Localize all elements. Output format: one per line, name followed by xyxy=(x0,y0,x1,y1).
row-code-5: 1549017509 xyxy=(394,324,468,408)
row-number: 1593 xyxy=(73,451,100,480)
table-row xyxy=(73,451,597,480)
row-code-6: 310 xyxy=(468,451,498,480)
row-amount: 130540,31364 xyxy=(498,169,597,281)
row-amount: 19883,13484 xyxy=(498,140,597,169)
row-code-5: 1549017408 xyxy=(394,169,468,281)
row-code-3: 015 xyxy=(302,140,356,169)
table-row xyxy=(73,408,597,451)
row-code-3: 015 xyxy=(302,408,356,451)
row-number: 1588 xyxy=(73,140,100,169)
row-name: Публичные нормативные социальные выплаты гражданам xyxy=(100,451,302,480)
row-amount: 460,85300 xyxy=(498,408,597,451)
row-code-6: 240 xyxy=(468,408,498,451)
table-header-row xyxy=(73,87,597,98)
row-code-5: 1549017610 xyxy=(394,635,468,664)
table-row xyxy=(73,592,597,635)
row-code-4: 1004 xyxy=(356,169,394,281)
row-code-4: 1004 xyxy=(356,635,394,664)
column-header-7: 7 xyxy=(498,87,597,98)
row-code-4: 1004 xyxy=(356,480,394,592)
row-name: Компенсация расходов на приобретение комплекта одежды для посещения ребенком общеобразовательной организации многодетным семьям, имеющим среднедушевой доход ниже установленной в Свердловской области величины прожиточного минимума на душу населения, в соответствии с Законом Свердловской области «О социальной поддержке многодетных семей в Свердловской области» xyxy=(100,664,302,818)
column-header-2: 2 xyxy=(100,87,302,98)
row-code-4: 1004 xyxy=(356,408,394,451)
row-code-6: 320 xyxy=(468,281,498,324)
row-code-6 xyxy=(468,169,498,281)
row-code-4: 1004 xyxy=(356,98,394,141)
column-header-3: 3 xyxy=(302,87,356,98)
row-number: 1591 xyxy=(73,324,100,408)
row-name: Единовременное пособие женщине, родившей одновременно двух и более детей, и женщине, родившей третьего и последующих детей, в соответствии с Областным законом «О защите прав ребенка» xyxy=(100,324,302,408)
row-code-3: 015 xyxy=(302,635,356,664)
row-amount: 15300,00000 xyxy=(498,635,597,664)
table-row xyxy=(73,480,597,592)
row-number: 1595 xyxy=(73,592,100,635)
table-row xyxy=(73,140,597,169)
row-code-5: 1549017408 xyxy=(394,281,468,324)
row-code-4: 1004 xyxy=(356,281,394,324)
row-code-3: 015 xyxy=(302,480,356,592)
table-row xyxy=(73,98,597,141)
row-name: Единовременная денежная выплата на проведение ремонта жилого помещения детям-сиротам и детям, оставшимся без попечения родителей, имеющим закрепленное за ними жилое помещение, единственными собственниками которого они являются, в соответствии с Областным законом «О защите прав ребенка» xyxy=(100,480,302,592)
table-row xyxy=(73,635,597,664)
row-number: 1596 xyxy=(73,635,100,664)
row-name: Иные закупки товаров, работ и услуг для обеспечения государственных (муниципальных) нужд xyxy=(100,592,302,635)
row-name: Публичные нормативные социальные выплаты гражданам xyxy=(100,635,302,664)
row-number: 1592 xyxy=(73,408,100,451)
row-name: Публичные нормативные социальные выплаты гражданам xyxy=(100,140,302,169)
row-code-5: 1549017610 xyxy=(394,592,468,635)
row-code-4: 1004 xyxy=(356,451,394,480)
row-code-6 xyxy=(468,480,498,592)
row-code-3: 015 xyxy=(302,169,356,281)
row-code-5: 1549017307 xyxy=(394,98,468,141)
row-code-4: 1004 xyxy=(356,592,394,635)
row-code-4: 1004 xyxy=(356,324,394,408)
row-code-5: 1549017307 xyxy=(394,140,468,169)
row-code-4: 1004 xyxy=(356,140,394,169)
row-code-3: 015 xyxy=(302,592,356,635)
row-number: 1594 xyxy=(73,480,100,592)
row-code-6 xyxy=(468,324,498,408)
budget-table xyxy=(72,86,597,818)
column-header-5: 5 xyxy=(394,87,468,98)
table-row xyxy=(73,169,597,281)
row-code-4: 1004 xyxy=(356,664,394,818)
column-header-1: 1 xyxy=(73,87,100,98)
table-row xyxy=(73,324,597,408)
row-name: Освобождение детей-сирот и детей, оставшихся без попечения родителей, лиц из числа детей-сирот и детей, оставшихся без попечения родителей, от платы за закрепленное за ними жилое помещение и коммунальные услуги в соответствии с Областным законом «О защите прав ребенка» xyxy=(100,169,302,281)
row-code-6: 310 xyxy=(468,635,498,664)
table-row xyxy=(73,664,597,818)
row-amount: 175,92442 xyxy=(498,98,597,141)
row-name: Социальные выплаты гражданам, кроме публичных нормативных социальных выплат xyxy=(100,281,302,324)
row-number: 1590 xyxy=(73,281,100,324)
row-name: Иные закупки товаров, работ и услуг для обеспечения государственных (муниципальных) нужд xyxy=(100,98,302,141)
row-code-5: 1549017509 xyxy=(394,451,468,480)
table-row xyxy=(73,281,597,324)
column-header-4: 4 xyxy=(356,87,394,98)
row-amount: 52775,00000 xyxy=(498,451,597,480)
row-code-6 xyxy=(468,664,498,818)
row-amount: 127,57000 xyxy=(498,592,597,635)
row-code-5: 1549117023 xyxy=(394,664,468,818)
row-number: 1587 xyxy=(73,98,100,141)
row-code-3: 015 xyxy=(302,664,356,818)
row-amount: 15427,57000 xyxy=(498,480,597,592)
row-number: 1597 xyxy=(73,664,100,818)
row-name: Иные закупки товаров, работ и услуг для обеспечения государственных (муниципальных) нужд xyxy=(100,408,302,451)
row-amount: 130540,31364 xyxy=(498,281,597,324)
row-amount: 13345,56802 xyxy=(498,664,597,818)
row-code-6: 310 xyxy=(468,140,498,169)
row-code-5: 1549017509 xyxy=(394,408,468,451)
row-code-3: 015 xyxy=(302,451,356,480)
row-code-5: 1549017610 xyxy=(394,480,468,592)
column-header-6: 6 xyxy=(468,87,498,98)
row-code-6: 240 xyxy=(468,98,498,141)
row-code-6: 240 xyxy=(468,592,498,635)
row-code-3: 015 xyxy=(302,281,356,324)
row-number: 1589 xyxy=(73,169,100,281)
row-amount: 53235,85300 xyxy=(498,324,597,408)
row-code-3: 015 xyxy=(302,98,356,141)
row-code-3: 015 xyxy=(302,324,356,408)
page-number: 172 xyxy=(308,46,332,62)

◇ ◇ ◇ ◇ ◇ ◇ ◇

Exercise objective ▸
Reproduce every entry above word for word and line for line, with no changes.

Task output ▸
Localize all elements. Output format: one per line, name followed by xyxy=(x0,y0,x1,y1).
row-code-5: 1549017509 xyxy=(394,324,468,408)
row-number: 1593 xyxy=(73,451,100,480)
table-row xyxy=(73,451,597,480)
row-code-6: 310 xyxy=(468,451,498,480)
row-amount: 130540,31364 xyxy=(498,169,597,281)
row-amount: 19883,13484 xyxy=(498,140,597,169)
row-code-5: 1549017408 xyxy=(394,169,468,281)
row-code-3: 015 xyxy=(302,140,356,169)
table-row xyxy=(73,408,597,451)
row-code-3: 015 xyxy=(302,408,356,451)
row-number: 1588 xyxy=(73,140,100,169)
row-name: Публичные нормативные социальные выплаты гражданам xyxy=(100,451,302,480)
row-amount: 460,85300 xyxy=(498,408,597,451)
row-code-6: 240 xyxy=(468,408,498,451)
table-header-row xyxy=(73,87,597,98)
row-code-5: 1549017610 xyxy=(394,635,468,664)
table-row xyxy=(73,592,597,635)
row-code-4: 1004 xyxy=(356,169,394,281)
row-code-4: 1004 xyxy=(356,635,394,664)
column-header-7: 7 xyxy=(498,87,597,98)
row-code-4: 1004 xyxy=(356,480,394,592)
row-name: Компенсация расходов на приобретение комплекта одежды для посещения ребенком общеобразовательной организации многодетным семьям, имеющим среднедушевой доход ниже установленной в Свердловской области величины прожиточного минимума на душу населения, в соответствии с Законом Свердловской области «О социальной поддержке многодетных семей в Свердловской области» xyxy=(100,664,302,818)
column-header-2: 2 xyxy=(100,87,302,98)
row-code-4: 1004 xyxy=(356,408,394,451)
row-code-6: 320 xyxy=(468,281,498,324)
row-code-6 xyxy=(468,169,498,281)
row-code-4: 1004 xyxy=(356,98,394,141)
column-header-3: 3 xyxy=(302,87,356,98)
row-number: 1591 xyxy=(73,324,100,408)
row-name: Единовременное пособие женщине, родившей одновременно двух и более детей, и женщине, родившей третьего и последующих детей, в соответствии с Областным законом «О защите прав ребенка» xyxy=(100,324,302,408)
row-code-3: 015 xyxy=(302,635,356,664)
row-amount: 15300,00000 xyxy=(498,635,597,664)
table-row xyxy=(73,480,597,592)
row-number: 1595 xyxy=(73,592,100,635)
table-row xyxy=(73,140,597,169)
row-code-5: 1549017408 xyxy=(394,281,468,324)
row-code-4: 1004 xyxy=(356,281,394,324)
row-code-3: 015 xyxy=(302,480,356,592)
table-row xyxy=(73,98,597,141)
row-name: Единовременная денежная выплата на проведение ремонта жилого помещения детям-сиротам и детям, оставшимся без попечения родителей, имеющим закрепленное за ними жилое помещение, единственными собственниками которого они являются, в соответствии с Областным законом «О защите прав ребенка» xyxy=(100,480,302,592)
table-row xyxy=(73,635,597,664)
row-number: 1596 xyxy=(73,635,100,664)
row-name: Иные закупки товаров, работ и услуг для обеспечения государственных (муниципальных) нужд xyxy=(100,592,302,635)
row-name: Публичные нормативные социальные выплаты гражданам xyxy=(100,635,302,664)
row-number: 1592 xyxy=(73,408,100,451)
row-name: Публичные нормативные социальные выплаты гражданам xyxy=(100,140,302,169)
row-code-5: 1549017610 xyxy=(394,592,468,635)
row-code-4: 1004 xyxy=(356,451,394,480)
row-code-6 xyxy=(468,480,498,592)
row-code-3: 015 xyxy=(302,169,356,281)
row-code-5: 1549017307 xyxy=(394,98,468,141)
row-code-4: 1004 xyxy=(356,592,394,635)
row-code-4: 1004 xyxy=(356,324,394,408)
row-code-5: 1549017307 xyxy=(394,140,468,169)
row-code-4: 1004 xyxy=(356,140,394,169)
row-code-3: 015 xyxy=(302,592,356,635)
row-number: 1594 xyxy=(73,480,100,592)
row-code-6 xyxy=(468,324,498,408)
budget-table xyxy=(72,86,597,818)
column-header-5: 5 xyxy=(394,87,468,98)
table-row xyxy=(73,169,597,281)
row-code-4: 1004 xyxy=(356,664,394,818)
column-header-1: 1 xyxy=(73,87,100,98)
table-row xyxy=(73,324,597,408)
row-name: Освобождение детей-сирот и детей, оставшихся без попечения родителей, лиц из числа детей-сирот и детей, оставшихся без попечения родителей, от платы за закрепленное за ними жилое помещение и коммунальные услуги в соответствии с Областным законом «О защите прав ребенка» xyxy=(100,169,302,281)
row-code-6: 310 xyxy=(468,635,498,664)
table-row xyxy=(73,664,597,818)
row-amount: 175,92442 xyxy=(498,98,597,141)
row-name: Социальные выплаты гражданам, кроме публичных нормативных социальных выплат xyxy=(100,281,302,324)
row-number: 1590 xyxy=(73,281,100,324)
row-name: Иные закупки товаров, работ и услуг для обеспечения государственных (муниципальных) нужд xyxy=(100,98,302,141)
row-code-5: 1549017509 xyxy=(394,451,468,480)
table-row xyxy=(73,281,597,324)
column-header-4: 4 xyxy=(356,87,394,98)
row-amount: 52775,00000 xyxy=(498,451,597,480)
row-code-6 xyxy=(468,664,498,818)
row-amount: 127,57000 xyxy=(498,592,597,635)
row-code-5: 1549117023 xyxy=(394,664,468,818)
row-number: 1587 xyxy=(73,98,100,141)
row-code-3: 015 xyxy=(302,664,356,818)
row-amount: 15427,57000 xyxy=(498,480,597,592)
row-number: 1597 xyxy=(73,664,100,818)
row-name: Иные закупки товаров, работ и услуг для обеспечения государственных (муниципальных) нужд xyxy=(100,408,302,451)
row-amount: 130540,31364 xyxy=(498,281,597,324)
row-amount: 13345,56802 xyxy=(498,664,597,818)
row-code-6: 310 xyxy=(468,140,498,169)
row-code-5: 1549017509 xyxy=(394,408,468,451)
row-code-3: 015 xyxy=(302,451,356,480)
row-code-5: 1549017610 xyxy=(394,480,468,592)
column-header-6: 6 xyxy=(468,87,498,98)
row-code-6: 240 xyxy=(468,98,498,141)
row-code-6: 240 xyxy=(468,592,498,635)
row-code-3: 015 xyxy=(302,281,356,324)
row-number: 1589 xyxy=(73,169,100,281)
row-amount: 53235,85300 xyxy=(498,324,597,408)
row-code-3: 015 xyxy=(302,98,356,141)
row-code-3: 015 xyxy=(302,324,356,408)
page-number: 172 xyxy=(308,46,332,62)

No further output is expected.